▶ _Aim of the exercise_:
From the entries that follow, extract each line holding the string "last".
** Opening Exercise input block **
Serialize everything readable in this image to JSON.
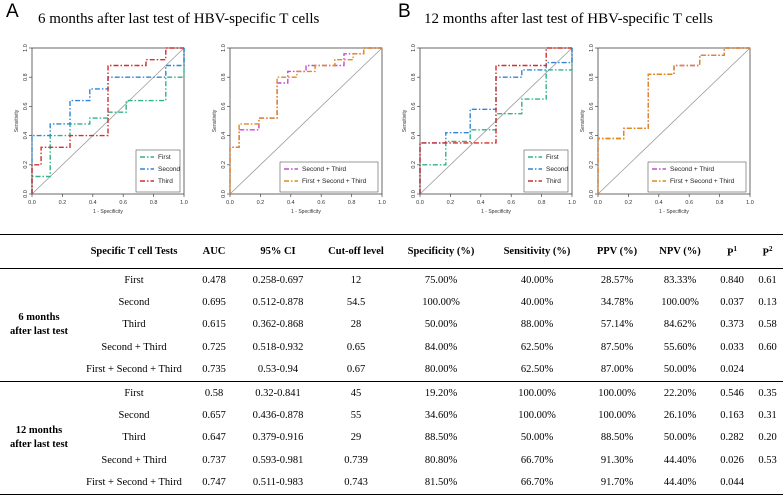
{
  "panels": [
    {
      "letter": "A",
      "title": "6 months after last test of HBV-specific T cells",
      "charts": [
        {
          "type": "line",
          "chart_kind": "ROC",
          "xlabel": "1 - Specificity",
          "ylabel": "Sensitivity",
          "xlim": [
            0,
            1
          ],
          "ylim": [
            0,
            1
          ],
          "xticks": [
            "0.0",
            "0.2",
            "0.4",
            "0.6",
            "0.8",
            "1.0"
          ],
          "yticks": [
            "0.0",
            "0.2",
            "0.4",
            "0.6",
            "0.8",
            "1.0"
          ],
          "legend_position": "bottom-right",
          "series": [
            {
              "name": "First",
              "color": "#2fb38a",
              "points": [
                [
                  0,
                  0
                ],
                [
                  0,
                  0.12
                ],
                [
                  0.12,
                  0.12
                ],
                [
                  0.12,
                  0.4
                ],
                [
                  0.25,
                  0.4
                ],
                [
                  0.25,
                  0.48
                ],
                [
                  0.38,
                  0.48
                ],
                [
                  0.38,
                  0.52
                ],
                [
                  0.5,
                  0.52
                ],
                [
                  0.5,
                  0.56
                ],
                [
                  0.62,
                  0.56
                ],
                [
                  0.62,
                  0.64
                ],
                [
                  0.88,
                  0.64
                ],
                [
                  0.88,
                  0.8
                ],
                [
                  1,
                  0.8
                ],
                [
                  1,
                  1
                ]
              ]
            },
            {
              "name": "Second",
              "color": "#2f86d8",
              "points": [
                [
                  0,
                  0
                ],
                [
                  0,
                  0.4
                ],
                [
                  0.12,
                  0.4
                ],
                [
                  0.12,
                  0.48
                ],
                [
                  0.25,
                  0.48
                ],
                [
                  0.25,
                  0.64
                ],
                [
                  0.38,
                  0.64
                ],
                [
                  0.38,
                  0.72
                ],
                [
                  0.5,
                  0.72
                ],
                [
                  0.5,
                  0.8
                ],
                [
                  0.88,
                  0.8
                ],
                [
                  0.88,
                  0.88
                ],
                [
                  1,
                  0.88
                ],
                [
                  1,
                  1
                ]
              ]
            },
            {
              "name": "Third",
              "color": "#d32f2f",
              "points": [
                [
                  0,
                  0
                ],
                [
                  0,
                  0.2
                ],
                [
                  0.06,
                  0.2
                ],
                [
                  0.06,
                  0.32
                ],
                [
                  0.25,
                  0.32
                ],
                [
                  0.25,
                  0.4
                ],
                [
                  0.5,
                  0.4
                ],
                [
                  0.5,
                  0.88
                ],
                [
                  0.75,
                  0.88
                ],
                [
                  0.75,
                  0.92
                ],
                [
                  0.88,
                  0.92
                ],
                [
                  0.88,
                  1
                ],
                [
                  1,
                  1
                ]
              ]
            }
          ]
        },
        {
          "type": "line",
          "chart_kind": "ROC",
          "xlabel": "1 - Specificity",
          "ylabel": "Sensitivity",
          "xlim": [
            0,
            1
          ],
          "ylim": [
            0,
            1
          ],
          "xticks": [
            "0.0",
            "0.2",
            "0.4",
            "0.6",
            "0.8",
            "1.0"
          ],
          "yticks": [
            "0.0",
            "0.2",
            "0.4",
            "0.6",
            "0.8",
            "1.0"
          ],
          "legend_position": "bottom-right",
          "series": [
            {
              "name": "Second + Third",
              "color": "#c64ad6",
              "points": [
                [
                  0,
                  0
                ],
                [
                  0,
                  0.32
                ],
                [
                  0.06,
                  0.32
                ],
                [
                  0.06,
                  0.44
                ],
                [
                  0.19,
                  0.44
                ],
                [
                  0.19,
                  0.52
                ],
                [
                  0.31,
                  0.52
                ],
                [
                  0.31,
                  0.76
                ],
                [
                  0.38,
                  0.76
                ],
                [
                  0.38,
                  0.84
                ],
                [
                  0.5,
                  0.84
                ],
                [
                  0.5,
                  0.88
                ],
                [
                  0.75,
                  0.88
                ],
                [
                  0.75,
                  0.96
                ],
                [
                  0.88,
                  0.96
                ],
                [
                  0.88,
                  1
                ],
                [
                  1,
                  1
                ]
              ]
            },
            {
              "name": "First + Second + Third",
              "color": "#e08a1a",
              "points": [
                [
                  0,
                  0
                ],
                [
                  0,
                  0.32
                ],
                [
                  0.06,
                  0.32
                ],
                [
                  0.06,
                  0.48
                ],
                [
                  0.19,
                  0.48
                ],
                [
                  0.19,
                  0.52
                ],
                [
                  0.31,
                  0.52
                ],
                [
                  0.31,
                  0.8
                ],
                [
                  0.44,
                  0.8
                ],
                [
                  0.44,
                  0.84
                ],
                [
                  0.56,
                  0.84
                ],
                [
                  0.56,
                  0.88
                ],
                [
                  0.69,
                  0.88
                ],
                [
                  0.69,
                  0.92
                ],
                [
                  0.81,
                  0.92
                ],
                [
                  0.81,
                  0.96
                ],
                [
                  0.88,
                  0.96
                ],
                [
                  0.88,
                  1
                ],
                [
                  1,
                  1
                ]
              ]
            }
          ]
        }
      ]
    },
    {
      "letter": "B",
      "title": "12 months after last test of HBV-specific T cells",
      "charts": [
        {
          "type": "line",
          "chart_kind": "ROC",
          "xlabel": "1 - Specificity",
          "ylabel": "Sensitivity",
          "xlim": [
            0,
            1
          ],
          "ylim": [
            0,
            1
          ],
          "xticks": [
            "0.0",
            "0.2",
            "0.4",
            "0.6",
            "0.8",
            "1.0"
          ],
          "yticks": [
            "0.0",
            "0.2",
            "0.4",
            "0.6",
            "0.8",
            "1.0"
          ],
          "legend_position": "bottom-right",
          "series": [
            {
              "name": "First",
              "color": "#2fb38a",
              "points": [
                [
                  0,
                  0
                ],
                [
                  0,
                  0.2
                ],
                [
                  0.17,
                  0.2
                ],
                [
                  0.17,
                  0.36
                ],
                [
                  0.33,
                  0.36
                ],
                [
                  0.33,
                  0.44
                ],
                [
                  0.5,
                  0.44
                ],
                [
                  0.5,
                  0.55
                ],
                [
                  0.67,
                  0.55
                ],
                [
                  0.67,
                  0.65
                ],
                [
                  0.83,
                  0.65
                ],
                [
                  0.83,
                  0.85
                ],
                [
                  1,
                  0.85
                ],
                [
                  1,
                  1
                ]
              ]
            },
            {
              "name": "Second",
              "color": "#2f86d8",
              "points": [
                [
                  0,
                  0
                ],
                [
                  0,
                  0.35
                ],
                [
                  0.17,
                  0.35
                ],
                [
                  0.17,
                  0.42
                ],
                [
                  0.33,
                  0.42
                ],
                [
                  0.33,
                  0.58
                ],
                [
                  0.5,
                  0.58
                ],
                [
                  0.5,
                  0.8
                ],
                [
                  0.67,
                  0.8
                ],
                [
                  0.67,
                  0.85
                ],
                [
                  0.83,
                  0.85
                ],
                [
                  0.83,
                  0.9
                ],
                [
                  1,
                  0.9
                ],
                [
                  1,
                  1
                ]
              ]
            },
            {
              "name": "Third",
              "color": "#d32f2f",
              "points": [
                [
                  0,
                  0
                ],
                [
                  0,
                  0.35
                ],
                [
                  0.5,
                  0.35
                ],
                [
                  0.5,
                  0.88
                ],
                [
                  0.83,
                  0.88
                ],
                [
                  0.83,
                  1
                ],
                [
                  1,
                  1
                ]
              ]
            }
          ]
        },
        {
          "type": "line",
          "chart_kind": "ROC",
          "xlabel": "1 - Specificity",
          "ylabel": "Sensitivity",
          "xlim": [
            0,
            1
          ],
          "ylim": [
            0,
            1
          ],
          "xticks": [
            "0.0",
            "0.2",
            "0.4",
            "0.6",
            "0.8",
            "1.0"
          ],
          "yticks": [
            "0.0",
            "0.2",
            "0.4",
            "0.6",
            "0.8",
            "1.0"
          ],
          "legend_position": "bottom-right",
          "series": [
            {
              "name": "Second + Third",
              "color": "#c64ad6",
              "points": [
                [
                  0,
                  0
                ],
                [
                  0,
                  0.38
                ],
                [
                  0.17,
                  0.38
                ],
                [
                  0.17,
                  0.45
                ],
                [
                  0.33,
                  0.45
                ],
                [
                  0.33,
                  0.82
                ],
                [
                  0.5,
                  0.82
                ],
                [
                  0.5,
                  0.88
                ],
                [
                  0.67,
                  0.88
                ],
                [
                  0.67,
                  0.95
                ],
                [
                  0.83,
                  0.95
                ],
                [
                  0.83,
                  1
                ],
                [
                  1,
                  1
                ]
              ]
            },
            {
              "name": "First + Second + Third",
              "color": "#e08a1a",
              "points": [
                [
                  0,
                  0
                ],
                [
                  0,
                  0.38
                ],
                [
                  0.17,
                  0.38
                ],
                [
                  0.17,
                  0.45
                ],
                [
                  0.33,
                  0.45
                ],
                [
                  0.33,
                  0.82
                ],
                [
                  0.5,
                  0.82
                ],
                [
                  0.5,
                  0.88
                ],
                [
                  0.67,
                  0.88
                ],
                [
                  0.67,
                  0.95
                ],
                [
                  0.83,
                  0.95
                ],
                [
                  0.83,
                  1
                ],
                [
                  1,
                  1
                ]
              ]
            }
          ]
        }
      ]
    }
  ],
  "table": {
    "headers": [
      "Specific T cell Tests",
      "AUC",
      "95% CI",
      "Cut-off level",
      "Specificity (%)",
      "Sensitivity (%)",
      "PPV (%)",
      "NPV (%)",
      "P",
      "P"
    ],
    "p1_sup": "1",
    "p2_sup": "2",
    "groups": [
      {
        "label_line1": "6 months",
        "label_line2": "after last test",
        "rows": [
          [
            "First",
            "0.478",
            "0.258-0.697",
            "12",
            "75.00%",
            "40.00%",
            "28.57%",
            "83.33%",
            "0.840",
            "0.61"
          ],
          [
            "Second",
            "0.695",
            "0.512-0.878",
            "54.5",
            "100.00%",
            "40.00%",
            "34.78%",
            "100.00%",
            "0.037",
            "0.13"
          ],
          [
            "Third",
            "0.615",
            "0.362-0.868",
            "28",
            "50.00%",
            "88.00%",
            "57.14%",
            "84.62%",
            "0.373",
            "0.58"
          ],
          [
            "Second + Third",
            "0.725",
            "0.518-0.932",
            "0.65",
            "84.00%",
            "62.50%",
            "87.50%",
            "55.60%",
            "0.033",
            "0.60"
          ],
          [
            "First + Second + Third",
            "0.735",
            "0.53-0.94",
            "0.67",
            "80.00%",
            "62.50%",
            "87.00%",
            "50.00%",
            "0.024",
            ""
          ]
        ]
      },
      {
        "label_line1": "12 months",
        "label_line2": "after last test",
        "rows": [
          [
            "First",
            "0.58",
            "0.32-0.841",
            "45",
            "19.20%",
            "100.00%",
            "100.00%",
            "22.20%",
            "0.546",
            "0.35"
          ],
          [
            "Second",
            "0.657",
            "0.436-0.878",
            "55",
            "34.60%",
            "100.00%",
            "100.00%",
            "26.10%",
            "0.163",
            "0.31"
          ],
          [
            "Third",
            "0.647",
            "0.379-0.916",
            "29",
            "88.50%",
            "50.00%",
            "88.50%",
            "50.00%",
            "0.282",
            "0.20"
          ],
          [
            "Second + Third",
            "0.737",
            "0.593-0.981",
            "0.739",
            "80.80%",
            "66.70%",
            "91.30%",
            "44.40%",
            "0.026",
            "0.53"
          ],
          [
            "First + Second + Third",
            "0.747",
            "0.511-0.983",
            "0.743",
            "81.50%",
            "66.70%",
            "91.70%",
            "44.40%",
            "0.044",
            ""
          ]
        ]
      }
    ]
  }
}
** Closing Exercise input block **
** Opening Exercise input block **
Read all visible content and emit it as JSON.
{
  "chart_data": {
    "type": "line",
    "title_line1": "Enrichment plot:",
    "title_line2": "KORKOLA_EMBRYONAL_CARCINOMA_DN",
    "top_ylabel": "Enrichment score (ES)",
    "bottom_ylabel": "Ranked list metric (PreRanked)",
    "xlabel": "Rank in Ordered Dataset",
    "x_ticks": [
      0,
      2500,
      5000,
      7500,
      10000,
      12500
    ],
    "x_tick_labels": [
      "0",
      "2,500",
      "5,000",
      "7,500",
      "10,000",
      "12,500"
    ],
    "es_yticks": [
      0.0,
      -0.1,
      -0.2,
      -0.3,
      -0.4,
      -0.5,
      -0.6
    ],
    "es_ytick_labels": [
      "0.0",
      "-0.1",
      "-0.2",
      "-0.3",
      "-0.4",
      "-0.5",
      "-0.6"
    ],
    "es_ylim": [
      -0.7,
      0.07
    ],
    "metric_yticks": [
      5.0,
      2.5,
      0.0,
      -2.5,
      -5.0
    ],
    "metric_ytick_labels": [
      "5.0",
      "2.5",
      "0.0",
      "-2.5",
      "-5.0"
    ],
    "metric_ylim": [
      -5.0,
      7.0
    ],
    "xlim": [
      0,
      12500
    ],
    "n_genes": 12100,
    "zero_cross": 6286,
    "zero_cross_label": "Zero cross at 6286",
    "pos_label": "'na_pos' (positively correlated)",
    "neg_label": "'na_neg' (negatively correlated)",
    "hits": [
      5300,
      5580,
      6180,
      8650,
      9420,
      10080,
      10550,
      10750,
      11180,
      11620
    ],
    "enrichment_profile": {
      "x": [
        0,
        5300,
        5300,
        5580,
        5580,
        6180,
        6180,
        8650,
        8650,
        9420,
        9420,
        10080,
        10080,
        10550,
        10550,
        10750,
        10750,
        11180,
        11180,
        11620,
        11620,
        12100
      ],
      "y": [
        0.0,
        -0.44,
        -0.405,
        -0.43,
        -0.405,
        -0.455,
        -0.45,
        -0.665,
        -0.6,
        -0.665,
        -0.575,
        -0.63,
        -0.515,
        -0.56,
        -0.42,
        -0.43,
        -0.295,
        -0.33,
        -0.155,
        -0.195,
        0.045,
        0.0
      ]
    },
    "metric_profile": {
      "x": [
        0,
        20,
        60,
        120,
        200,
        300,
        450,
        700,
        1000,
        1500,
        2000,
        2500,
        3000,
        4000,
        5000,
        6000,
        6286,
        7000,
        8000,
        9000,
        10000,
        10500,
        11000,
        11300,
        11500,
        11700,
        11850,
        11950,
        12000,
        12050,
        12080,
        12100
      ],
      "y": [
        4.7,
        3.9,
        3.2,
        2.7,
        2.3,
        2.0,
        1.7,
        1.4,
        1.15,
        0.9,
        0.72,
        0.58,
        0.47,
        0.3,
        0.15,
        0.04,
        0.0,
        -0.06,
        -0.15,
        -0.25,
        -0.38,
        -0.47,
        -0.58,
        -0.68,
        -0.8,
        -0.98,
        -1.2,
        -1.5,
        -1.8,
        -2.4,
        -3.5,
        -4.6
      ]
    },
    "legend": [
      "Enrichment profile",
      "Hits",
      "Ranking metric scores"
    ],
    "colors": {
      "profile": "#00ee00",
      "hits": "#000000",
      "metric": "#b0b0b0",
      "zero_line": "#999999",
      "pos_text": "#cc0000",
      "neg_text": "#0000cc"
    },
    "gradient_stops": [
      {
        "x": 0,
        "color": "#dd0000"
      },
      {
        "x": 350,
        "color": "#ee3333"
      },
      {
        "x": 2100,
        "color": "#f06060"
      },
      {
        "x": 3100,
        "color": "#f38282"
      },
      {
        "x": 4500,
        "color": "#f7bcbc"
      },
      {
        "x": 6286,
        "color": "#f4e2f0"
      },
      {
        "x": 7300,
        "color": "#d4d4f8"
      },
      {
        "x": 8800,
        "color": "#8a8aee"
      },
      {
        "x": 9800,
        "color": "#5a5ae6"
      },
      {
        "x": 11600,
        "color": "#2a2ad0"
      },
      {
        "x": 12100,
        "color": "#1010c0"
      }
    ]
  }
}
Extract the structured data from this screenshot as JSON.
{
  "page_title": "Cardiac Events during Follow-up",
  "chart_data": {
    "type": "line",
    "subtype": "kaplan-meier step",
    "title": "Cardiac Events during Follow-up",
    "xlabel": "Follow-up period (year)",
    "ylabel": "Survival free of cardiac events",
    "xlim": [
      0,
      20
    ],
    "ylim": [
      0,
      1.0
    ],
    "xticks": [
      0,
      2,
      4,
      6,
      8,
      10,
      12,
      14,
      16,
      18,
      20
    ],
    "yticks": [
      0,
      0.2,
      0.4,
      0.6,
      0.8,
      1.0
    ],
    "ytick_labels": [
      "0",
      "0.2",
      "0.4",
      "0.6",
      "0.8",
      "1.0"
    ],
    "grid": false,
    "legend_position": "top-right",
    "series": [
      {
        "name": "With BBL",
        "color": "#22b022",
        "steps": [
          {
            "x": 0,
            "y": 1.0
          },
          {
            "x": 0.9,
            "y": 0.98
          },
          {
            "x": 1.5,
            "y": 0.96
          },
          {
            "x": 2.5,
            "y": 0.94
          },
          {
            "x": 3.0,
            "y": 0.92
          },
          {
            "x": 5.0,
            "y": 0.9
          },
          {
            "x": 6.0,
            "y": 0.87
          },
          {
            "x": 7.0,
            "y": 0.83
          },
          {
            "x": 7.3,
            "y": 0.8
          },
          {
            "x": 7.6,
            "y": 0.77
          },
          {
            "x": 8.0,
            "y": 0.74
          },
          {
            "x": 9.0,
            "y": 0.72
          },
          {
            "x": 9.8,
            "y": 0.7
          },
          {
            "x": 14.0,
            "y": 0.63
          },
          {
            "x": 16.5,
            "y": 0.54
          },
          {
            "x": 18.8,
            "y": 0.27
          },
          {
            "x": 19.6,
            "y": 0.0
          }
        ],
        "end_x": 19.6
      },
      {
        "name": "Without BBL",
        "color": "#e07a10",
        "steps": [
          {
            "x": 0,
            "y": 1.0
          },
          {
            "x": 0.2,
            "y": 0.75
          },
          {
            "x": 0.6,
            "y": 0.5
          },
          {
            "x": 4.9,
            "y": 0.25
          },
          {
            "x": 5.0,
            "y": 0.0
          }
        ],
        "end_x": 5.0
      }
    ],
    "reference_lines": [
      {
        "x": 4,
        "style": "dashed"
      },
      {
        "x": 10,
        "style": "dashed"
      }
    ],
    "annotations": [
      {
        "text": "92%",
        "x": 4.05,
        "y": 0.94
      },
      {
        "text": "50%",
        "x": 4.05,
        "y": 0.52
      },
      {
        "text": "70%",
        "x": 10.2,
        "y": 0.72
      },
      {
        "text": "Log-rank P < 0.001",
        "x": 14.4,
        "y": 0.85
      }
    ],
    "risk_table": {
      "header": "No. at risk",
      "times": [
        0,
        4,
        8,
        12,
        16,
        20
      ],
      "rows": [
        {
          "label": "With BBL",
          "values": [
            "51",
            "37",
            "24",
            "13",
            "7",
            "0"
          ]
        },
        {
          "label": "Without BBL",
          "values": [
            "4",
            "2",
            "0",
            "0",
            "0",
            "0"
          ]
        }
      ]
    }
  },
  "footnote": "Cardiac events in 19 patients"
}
** Closing Exercise input block **
▶ _Answer to the problem_:
      "title": "6 months after last test of HBV-specific T cells",
      "title": "12 months after last test of HBV-specific T cells",
        "label_line2": "after last test",
        "label_line2": "after last test",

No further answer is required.